▶ EXERCISE DETAILS
Show all lines of the listing that hold the word "Fuel".

▶ TASK MATERIAL
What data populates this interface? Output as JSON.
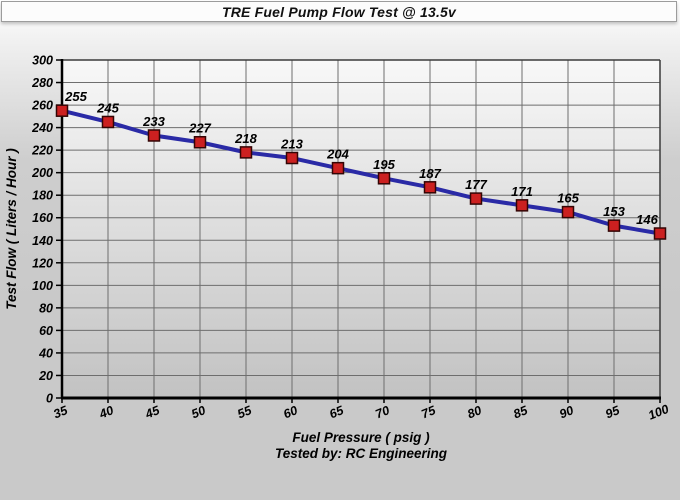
{
  "header": {
    "title": "TRE Fuel Pump Flow Test @ 13.5v"
  },
  "chart_data": {
    "type": "line",
    "title": "TRE Fuel Pump Flow Test @ 13.5v",
    "x": [
      35,
      40,
      45,
      50,
      55,
      60,
      65,
      70,
      75,
      80,
      85,
      90,
      95,
      100
    ],
    "series": [
      {
        "name": "Test Flow",
        "values": [
          255,
          245,
          233,
          227,
          218,
          213,
          204,
          195,
          187,
          177,
          171,
          165,
          153,
          146
        ]
      }
    ],
    "data_labels": [
      255,
      245,
      233,
      227,
      218,
      213,
      204,
      195,
      187,
      177,
      171,
      165,
      153,
      146
    ],
    "xlabel": "Fuel Pressure ( psig )",
    "ylabel": "Test Flow ( Liters / Hour )",
    "footer": "Tested by: RC Engineering",
    "xlim": [
      35,
      100
    ],
    "ylim": [
      0,
      300
    ],
    "x_tick_step": 5,
    "y_tick_step": 20,
    "grid": true,
    "legend_position": "none",
    "colors": {
      "line": "#2a2aa6",
      "marker_fill": "#cc2020",
      "marker_border": "#330505",
      "grid": "#6e6e6e",
      "axis": "#000000",
      "plot_border": "#3a3a3a",
      "text": "#000000",
      "plot_bg_top": "#f8f8f8",
      "plot_bg_bottom": "#c2c2c2",
      "page_bg": "#c9c9c9",
      "title_bg": "#fcfcfc",
      "title_border": "#9c9c9c"
    }
  }
}
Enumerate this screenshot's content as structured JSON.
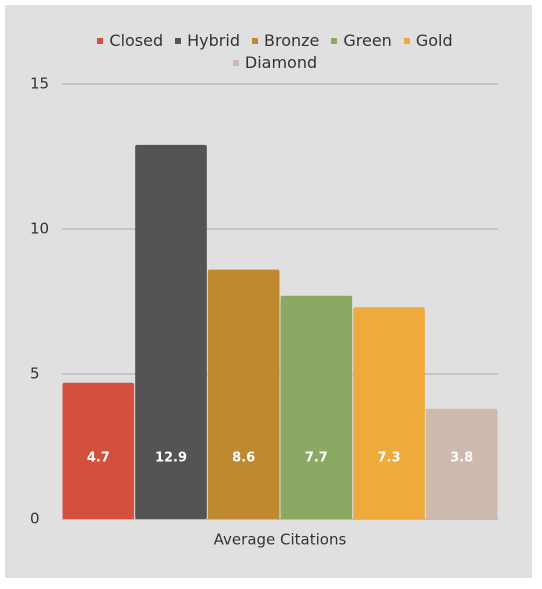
{
  "chart_data": {
    "type": "bar",
    "categories": [
      "Average Citations"
    ],
    "series": [
      {
        "name": "Closed",
        "color": "#d4503e",
        "values": [
          4.7
        ]
      },
      {
        "name": "Hybrid",
        "color": "#545454",
        "values": [
          12.9
        ]
      },
      {
        "name": "Bronze",
        "color": "#bf8a2f",
        "values": [
          8.6
        ]
      },
      {
        "name": "Green",
        "color": "#8aaa63",
        "values": [
          7.7
        ]
      },
      {
        "name": "Gold",
        "color": "#eeaa3b",
        "values": [
          7.3
        ]
      },
      {
        "name": "Diamond",
        "color": "#cdb9ad",
        "values": [
          3.8
        ]
      }
    ],
    "ylim": [
      0,
      15
    ],
    "yticks": [
      0,
      5,
      10,
      15
    ],
    "grid": true,
    "legend": "top"
  }
}
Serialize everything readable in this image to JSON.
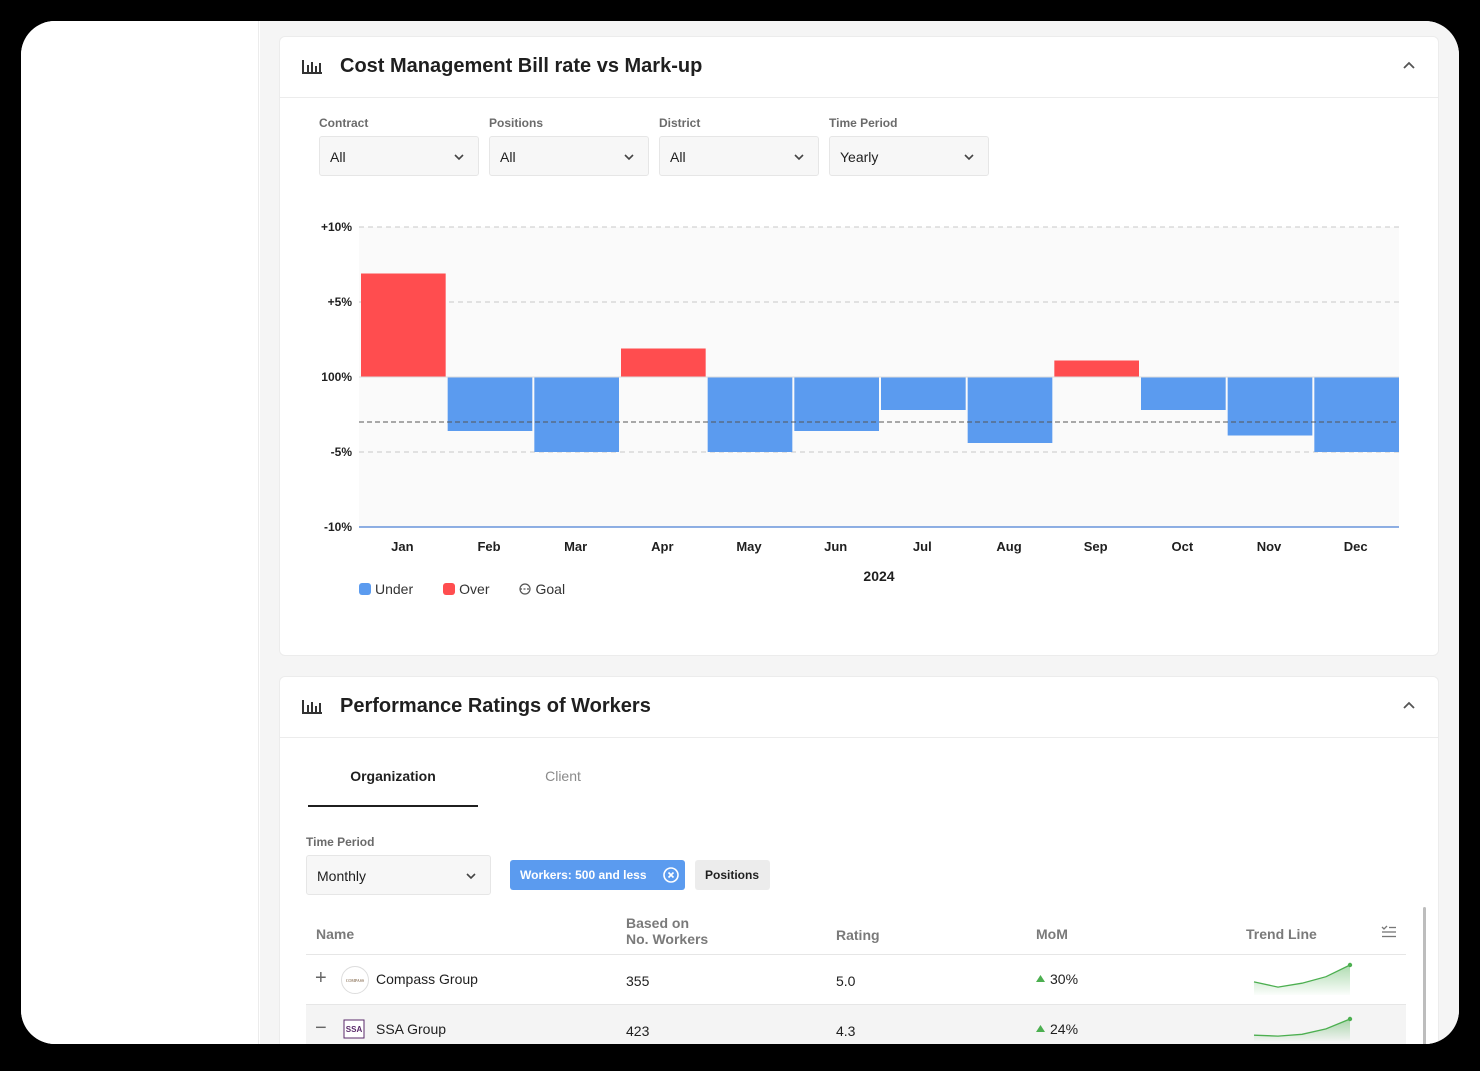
{
  "cost_card": {
    "title": "Cost Management Bill rate vs Mark-up",
    "icon": "bar-chart-icon",
    "filters": [
      {
        "label": "Contract",
        "value": "All"
      },
      {
        "label": "Positions",
        "value": "All"
      },
      {
        "label": "District",
        "value": "All"
      },
      {
        "label": "Time Period",
        "value": "Yearly"
      }
    ],
    "legend": [
      {
        "label": "Under",
        "color": "#5b9bef"
      },
      {
        "label": "Over",
        "color": "#ff4d4f"
      },
      {
        "label": "Goal",
        "icon": "goal-icon"
      }
    ]
  },
  "chart_data": {
    "type": "bar",
    "categories": [
      "Jan",
      "Feb",
      "Mar",
      "Apr",
      "May",
      "Jun",
      "Jul",
      "Aug",
      "Sep",
      "Oct",
      "Nov",
      "Dec"
    ],
    "values": [
      6.9,
      -3.6,
      -5.0,
      1.9,
      -5.0,
      -3.6,
      -2.2,
      -4.4,
      1.1,
      -2.2,
      -3.9,
      -5.0
    ],
    "goal": -3.0,
    "ylim": [
      -10,
      10
    ],
    "yticks": [
      {
        "v": 10,
        "label": "+10%"
      },
      {
        "v": 5,
        "label": "+5%"
      },
      {
        "v": 0,
        "label": "100%"
      },
      {
        "v": -5,
        "label": "-5%"
      },
      {
        "v": -10,
        "label": "-10%"
      }
    ],
    "xlabel": "2024",
    "colors": {
      "under": "#5b9bef",
      "over": "#ff4d4f"
    }
  },
  "perf_card": {
    "title": "Performance Ratings of Workers",
    "icon": "bar-chart-icon",
    "tabs": [
      "Organization",
      "Client"
    ],
    "time_period_label": "Time Period",
    "time_period_value": "Monthly",
    "chip_workers": "Workers: 500 and less",
    "chip_positions": "Positions",
    "columns": {
      "name": "Name",
      "based_on_1": "Based on",
      "based_on_2": "No. Workers",
      "rating": "Rating",
      "mom": "MoM",
      "trend": "Trend Line"
    },
    "rows": [
      {
        "name": "Compass Group",
        "workers": "355",
        "rating": "5.0",
        "mom": "30%",
        "expand": "+",
        "trend": [
          0.35,
          0.15,
          0.3,
          0.55,
          1.0
        ]
      },
      {
        "name": "SSA Group",
        "workers": "423",
        "rating": "4.3",
        "mom": "24%",
        "expand": "−",
        "trend": [
          0.1,
          0.05,
          0.15,
          0.45,
          1.0
        ]
      }
    ]
  }
}
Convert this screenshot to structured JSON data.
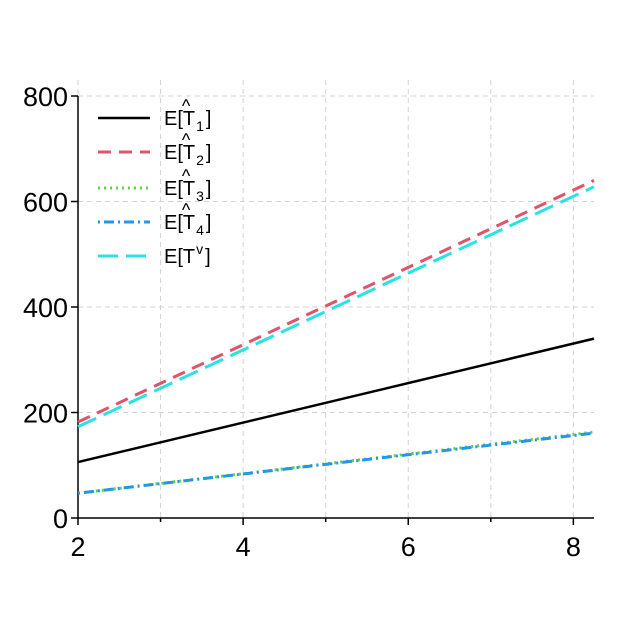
{
  "chart_data": {
    "type": "line",
    "title": "",
    "xlabel": "",
    "ylabel": "",
    "xlim": [
      2,
      8.25
    ],
    "ylim": [
      0,
      800
    ],
    "xticks": [
      2,
      4,
      6,
      8
    ],
    "yticks": [
      0,
      200,
      400,
      600,
      800
    ],
    "xminor": [
      3,
      5,
      7
    ],
    "grid": true,
    "legend_position": "top-left",
    "x": [
      2,
      8.25
    ],
    "series": [
      {
        "name": "E[T̂₁]",
        "base": "E[T",
        "hat": true,
        "sub": "1",
        "sup": "",
        "values": [
          106,
          340
        ],
        "color": "#000000",
        "dash": "",
        "width": 2.5
      },
      {
        "name": "E[T̂₂]",
        "base": "E[T",
        "hat": true,
        "sub": "2",
        "sup": "",
        "values": [
          182,
          640
        ],
        "color": "#DF536B",
        "dash": "13 8",
        "width": 3
      },
      {
        "name": "E[T̂₃]",
        "base": "E[T",
        "hat": true,
        "sub": "3",
        "sup": "",
        "values": [
          47,
          163
        ],
        "color": "#61D04F",
        "dash": "2 4",
        "width": 3
      },
      {
        "name": "E[T̂₄]",
        "base": "E[T",
        "hat": true,
        "sub": "4",
        "sup": "",
        "values": [
          47,
          161
        ],
        "color": "#2297E6",
        "dash": "2 4 10 4",
        "width": 3
      },
      {
        "name": "E[Tᵛ]",
        "base": "E[T",
        "hat": false,
        "sub": "",
        "sup": "v",
        "values": [
          173,
          628
        ],
        "color": "#28E2E5",
        "dash": "20 8",
        "width": 3
      }
    ]
  }
}
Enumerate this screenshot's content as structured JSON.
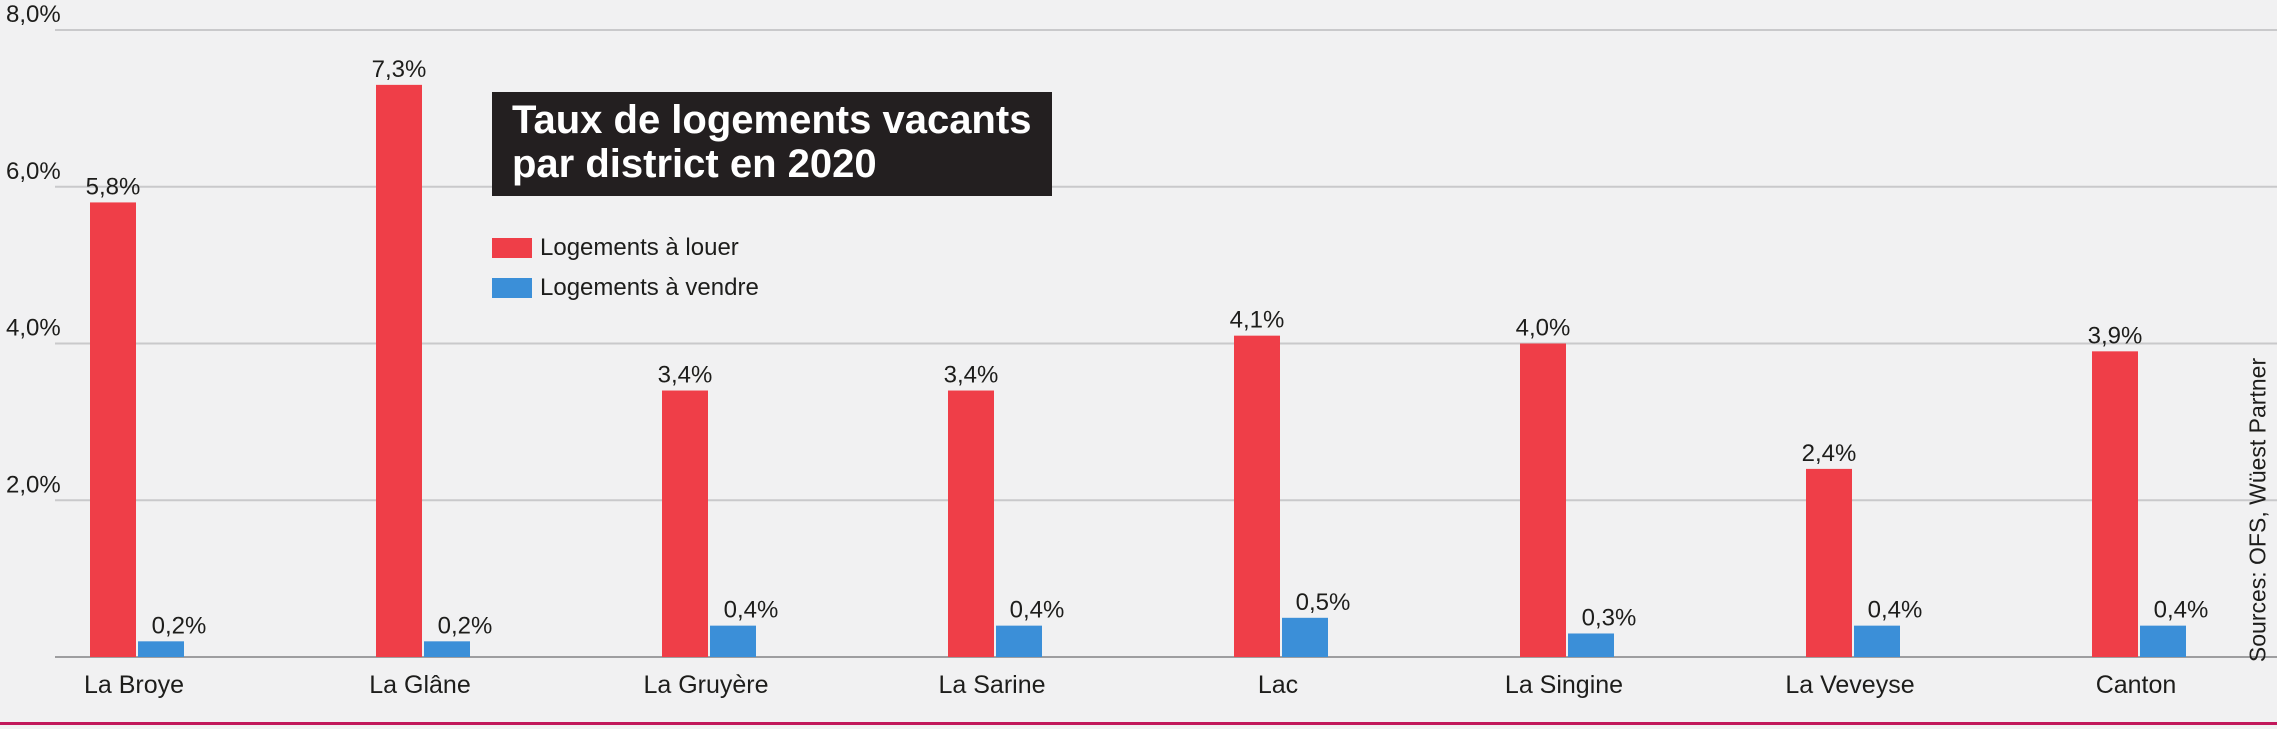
{
  "chart_data": {
    "type": "bar",
    "title_lines": [
      "Taux de logements vacants",
      "par district en 2020"
    ],
    "categories": [
      "La Broye",
      "La Glâne",
      "La Gruyère",
      "La Sarine",
      "Lac",
      "La Singine",
      "La Veveyse",
      "Canton"
    ],
    "series": [
      {
        "name": "Logements à louer",
        "color": "#ef3e48",
        "values": [
          5.8,
          7.3,
          3.4,
          3.4,
          4.1,
          4.0,
          2.4,
          3.9
        ],
        "labels": [
          "5,8%",
          "7,3%",
          "3,4%",
          "3,4%",
          "4,1%",
          "4,0%",
          "2,4%",
          "3,9%"
        ]
      },
      {
        "name": "Logements à vendre",
        "color": "#3b8fd8",
        "values": [
          0.2,
          0.2,
          0.4,
          0.4,
          0.5,
          0.3,
          0.4,
          0.4
        ],
        "labels": [
          "0,2%",
          "0,2%",
          "0,4%",
          "0,4%",
          "0,5%",
          "0,3%",
          "0,4%",
          "0,4%"
        ]
      }
    ],
    "ylim": [
      0,
      8
    ],
    "yticks": [
      2,
      4,
      6,
      8
    ],
    "ytick_labels": [
      "2,0%",
      "4,0%",
      "6,0%",
      "8,0%"
    ],
    "grid": true,
    "legend_position": "top-left",
    "source": "Sources: OFS, Wüest Partner"
  }
}
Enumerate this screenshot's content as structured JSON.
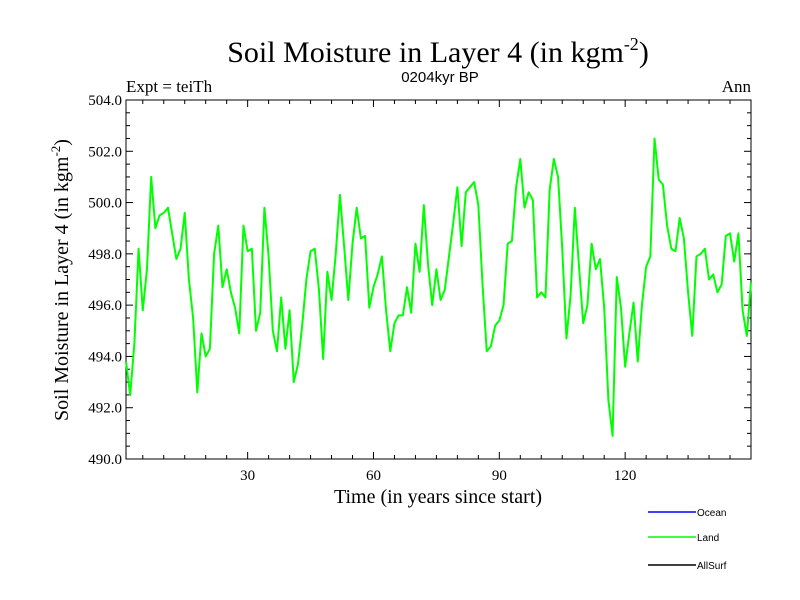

▶ OUTPUT
    "title": "TRE Fuel Pump Flow Test @ 13.5v"
    "title": "TRE Fuel Pump Flow Test @ 13.5v",
    "xlabel": "Fuel Pressure ( psig )",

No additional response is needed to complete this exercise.